▶ WRITTEN REQUEST
Nothing in the data should change when you return it, but leave the pictures out.

▶ SOURCE MATERIAL
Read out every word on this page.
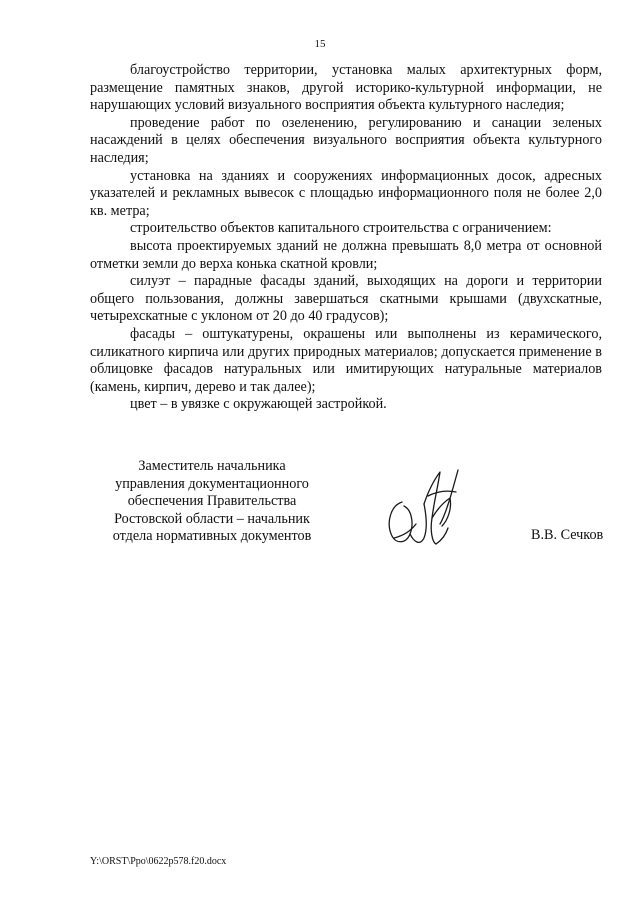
15

благоустройство территории, установка малых архитектурных форм, размещение памятных знаков, другой историко-культурной информации, не нарушающих условий визуального восприятия объекта культурного наследия;

проведение работ по озеленению, регулированию и санации зеленых насаждений в целях обеспечения визуального восприятия объекта культурного наследия;

установка на зданиях и сооружениях информационных досок, адресных указателей и рекламных вывесок с площадью информационного поля не более 2,0 кв. метра;

строительство объектов капитального строительства с ограничением:

высота проектируемых зданий не должна превышать 8,0 метра от основной отметки земли до верха конька скатной кровли;

силуэт – парадные фасады зданий, выходящих на дороги и территории общего пользования, должны завершаться скатными крышами (двухскатные, четырехскатные с уклоном от 20 до 40 градусов);

фасады – оштукатурены, окрашены или выполнены из керамического, силикатного кирпича или других природных материалов; допускается применение в облицовке фасадов натуральных или имитирующих натуральные материалов (камень, кирпич, дерево и так далее);

цвет – в увязке с окружающей застройкой.

Заместитель начальника
управления документационного
обеспечения Правительства
Ростовской области – начальник
отдела нормативных документов	В.В. Сечков
Y:\ORST\Ppo\0622p578.f20.docx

▶ RESULT
Read out every word on this page.
15

благоустройство территории, установка малых архитектурных форм, размещение памятных знаков, другой историко-культурной информации, не нарушающих условий визуального восприятия объекта культурного наследия;

проведение работ по озеленению, регулированию и санации зеленых насаждений в целях обеспечения визуального восприятия объекта культурного наследия;

установка на зданиях и сооружениях информационных досок, адресных указателей и рекламных вывесок с площадью информационного поля не более 2,0 кв. метра;

строительство объектов капитального строительства с ограничением:

высота проектируемых зданий не должна превышать 8,0 метра от основной отметки земли до верха конька скатной кровли;

силуэт – парадные фасады зданий, выходящих на дороги и территории общего пользования, должны завершаться скатными крышами (двухскатные, четырехскатные с уклоном от 20 до 40 градусов);

фасады – оштукатурены, окрашены или выполнены из керамического, силикатного кирпича или других природных материалов; допускается применение в облицовке фасадов натуральных или имитирующих натуральные материалов (камень, кирпич, дерево и так далее);

цвет – в увязке с окружающей застройкой.

Заместитель начальника
управления документационного
обеспечения Правительства
Ростовской области – начальник
отдела нормативных документов	В.В. Сечков
Y:\ORST\Ppo\0622p578.f20.docx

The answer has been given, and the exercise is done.